##### SUPPLIED RECORDS

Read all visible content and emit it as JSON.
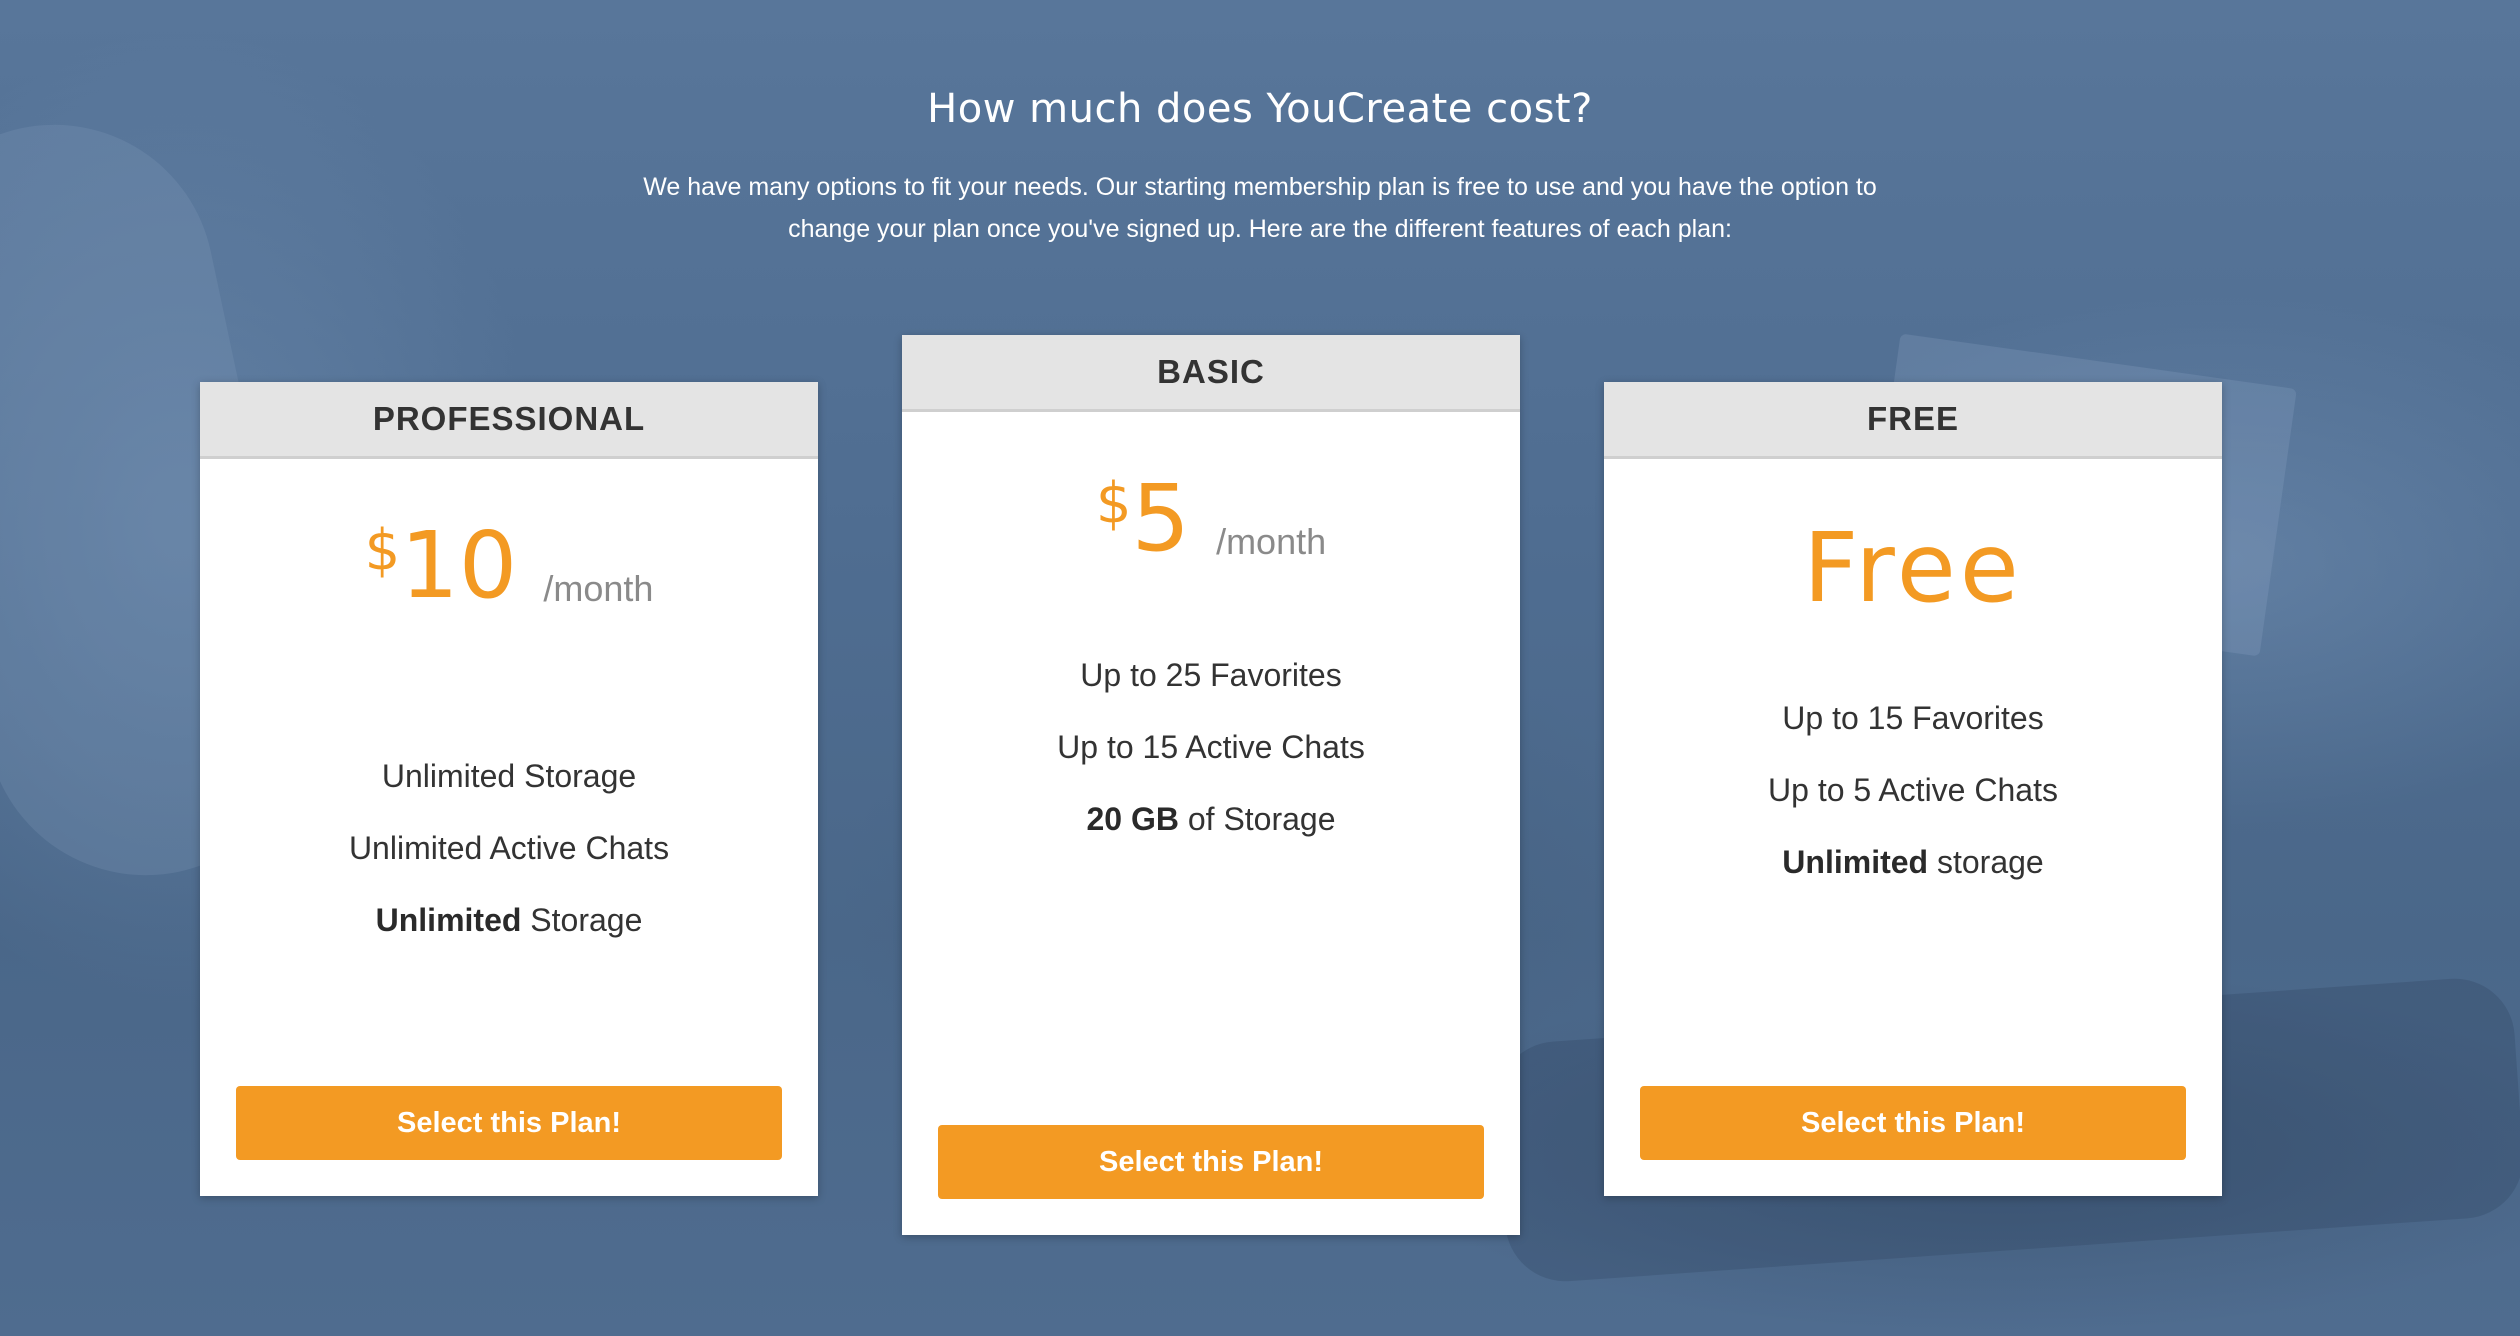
{
  "page": {
    "heading": "How much does YouCreate cost?",
    "intro": "We have many options to fit your needs. Our starting membership plan is free to use and you have the option to change your plan once you've signed up. Here are the different features of each plan:"
  },
  "plans": [
    {
      "name": "PROFESSIONAL",
      "currency": "$",
      "amount": "10",
      "period": "/month",
      "features": [
        {
          "bold": "",
          "text": "Unlimited Storage"
        },
        {
          "bold": "",
          "text": "Unlimited Active Chats"
        },
        {
          "bold": "Unlimited",
          "text": " Storage"
        }
      ],
      "button_label": "Select this Plan!"
    },
    {
      "name": "BASIC",
      "currency": "$",
      "amount": "5",
      "period": "/month",
      "features": [
        {
          "bold": "",
          "text": "Up to 25 Favorites"
        },
        {
          "bold": "",
          "text": "Up to 15 Active Chats"
        },
        {
          "bold": "20 GB",
          "text": " of Storage"
        }
      ],
      "button_label": "Select this Plan!"
    },
    {
      "name": "FREE",
      "price_text": "Free",
      "features": [
        {
          "bold": "",
          "text": "Up to 15 Favorites"
        },
        {
          "bold": "",
          "text": "Up to 5 Active Chats"
        },
        {
          "bold": "Unlimited",
          "text": " storage"
        }
      ],
      "button_label": "Select this Plan!"
    }
  ],
  "colors": {
    "accent": "#f39a23",
    "background": "#4f6d91",
    "card_header": "#e4e4e4"
  }
}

##########

SHORT PROBLEM: Reproduce every entry exactly, but omit each picture.

PROBLEM SOLUTION:
Read all visible content and emit it as JSON.
{
  "page": {
    "heading": "How much does YouCreate cost?",
    "intro": "We have many options to fit your needs. Our starting membership plan is free to use and you have the option to change your plan once you've signed up. Here are the different features of each plan:"
  },
  "plans": [
    {
      "name": "PROFESSIONAL",
      "currency": "$",
      "amount": "10",
      "period": "/month",
      "features": [
        {
          "bold": "",
          "text": "Unlimited Storage"
        },
        {
          "bold": "",
          "text": "Unlimited Active Chats"
        },
        {
          "bold": "Unlimited",
          "text": " Storage"
        }
      ],
      "button_label": "Select this Plan!"
    },
    {
      "name": "BASIC",
      "currency": "$",
      "amount": "5",
      "period": "/month",
      "features": [
        {
          "bold": "",
          "text": "Up to 25 Favorites"
        },
        {
          "bold": "",
          "text": "Up to 15 Active Chats"
        },
        {
          "bold": "20 GB",
          "text": " of Storage"
        }
      ],
      "button_label": "Select this Plan!"
    },
    {
      "name": "FREE",
      "price_text": "Free",
      "features": [
        {
          "bold": "",
          "text": "Up to 15 Favorites"
        },
        {
          "bold": "",
          "text": "Up to 5 Active Chats"
        },
        {
          "bold": "Unlimited",
          "text": " storage"
        }
      ],
      "button_label": "Select this Plan!"
    }
  ],
  "colors": {
    "accent": "#f39a23",
    "background": "#4f6d91",
    "card_header": "#e4e4e4"
  }
}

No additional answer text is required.